Task statement — From the entries below, copy out every line with "الإعراب" in it.

Stored data —
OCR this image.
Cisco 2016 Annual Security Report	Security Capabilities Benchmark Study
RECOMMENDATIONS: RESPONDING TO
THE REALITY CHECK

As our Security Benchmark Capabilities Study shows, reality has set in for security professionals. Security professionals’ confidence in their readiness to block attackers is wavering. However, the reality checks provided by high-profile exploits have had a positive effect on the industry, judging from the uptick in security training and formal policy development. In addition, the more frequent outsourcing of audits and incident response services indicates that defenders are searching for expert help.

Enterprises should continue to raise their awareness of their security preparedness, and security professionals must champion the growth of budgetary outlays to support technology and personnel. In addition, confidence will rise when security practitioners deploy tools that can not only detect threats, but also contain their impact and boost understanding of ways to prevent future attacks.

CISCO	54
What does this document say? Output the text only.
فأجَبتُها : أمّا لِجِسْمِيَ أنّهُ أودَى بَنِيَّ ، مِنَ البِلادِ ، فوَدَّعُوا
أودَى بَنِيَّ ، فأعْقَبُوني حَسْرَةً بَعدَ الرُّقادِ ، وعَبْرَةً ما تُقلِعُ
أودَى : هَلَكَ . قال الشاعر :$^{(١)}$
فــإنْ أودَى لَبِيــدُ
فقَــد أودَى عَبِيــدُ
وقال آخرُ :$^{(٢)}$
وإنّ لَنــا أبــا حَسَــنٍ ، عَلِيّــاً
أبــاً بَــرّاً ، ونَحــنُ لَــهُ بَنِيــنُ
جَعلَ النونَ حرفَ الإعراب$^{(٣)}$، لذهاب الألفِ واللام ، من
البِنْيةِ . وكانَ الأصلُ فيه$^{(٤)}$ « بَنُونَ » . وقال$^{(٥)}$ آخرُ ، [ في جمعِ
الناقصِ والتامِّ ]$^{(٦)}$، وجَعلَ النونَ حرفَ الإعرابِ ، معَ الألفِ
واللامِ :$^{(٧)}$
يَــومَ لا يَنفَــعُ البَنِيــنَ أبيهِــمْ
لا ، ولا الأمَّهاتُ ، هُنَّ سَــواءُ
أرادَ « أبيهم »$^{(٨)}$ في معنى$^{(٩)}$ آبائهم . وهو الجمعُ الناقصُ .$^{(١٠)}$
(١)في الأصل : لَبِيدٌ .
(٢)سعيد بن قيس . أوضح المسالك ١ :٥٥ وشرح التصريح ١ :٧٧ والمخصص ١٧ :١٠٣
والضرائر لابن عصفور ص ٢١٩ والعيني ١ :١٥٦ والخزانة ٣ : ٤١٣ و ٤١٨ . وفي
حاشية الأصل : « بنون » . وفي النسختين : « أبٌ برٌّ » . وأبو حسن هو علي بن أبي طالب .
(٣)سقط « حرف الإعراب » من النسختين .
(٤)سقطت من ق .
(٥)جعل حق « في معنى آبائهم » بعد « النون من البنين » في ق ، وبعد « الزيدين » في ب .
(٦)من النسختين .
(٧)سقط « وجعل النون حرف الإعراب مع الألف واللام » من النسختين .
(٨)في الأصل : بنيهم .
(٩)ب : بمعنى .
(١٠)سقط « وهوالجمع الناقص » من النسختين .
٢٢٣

The answer —
جَعلَ النونَ حرفَ الإعراب$^{(٣)}$، لذهاب الألفِ واللام ، من
الناقصِ والتامِّ ]$^{(٦)}$، وجَعلَ النونَ حرفَ الإعرابِ ، معَ الألفِ
(٣)سقط « حرف الإعراب » من النسختين .
(٧)سقط « وجعل النون حرف الإعراب مع الألف واللام » من النسختين .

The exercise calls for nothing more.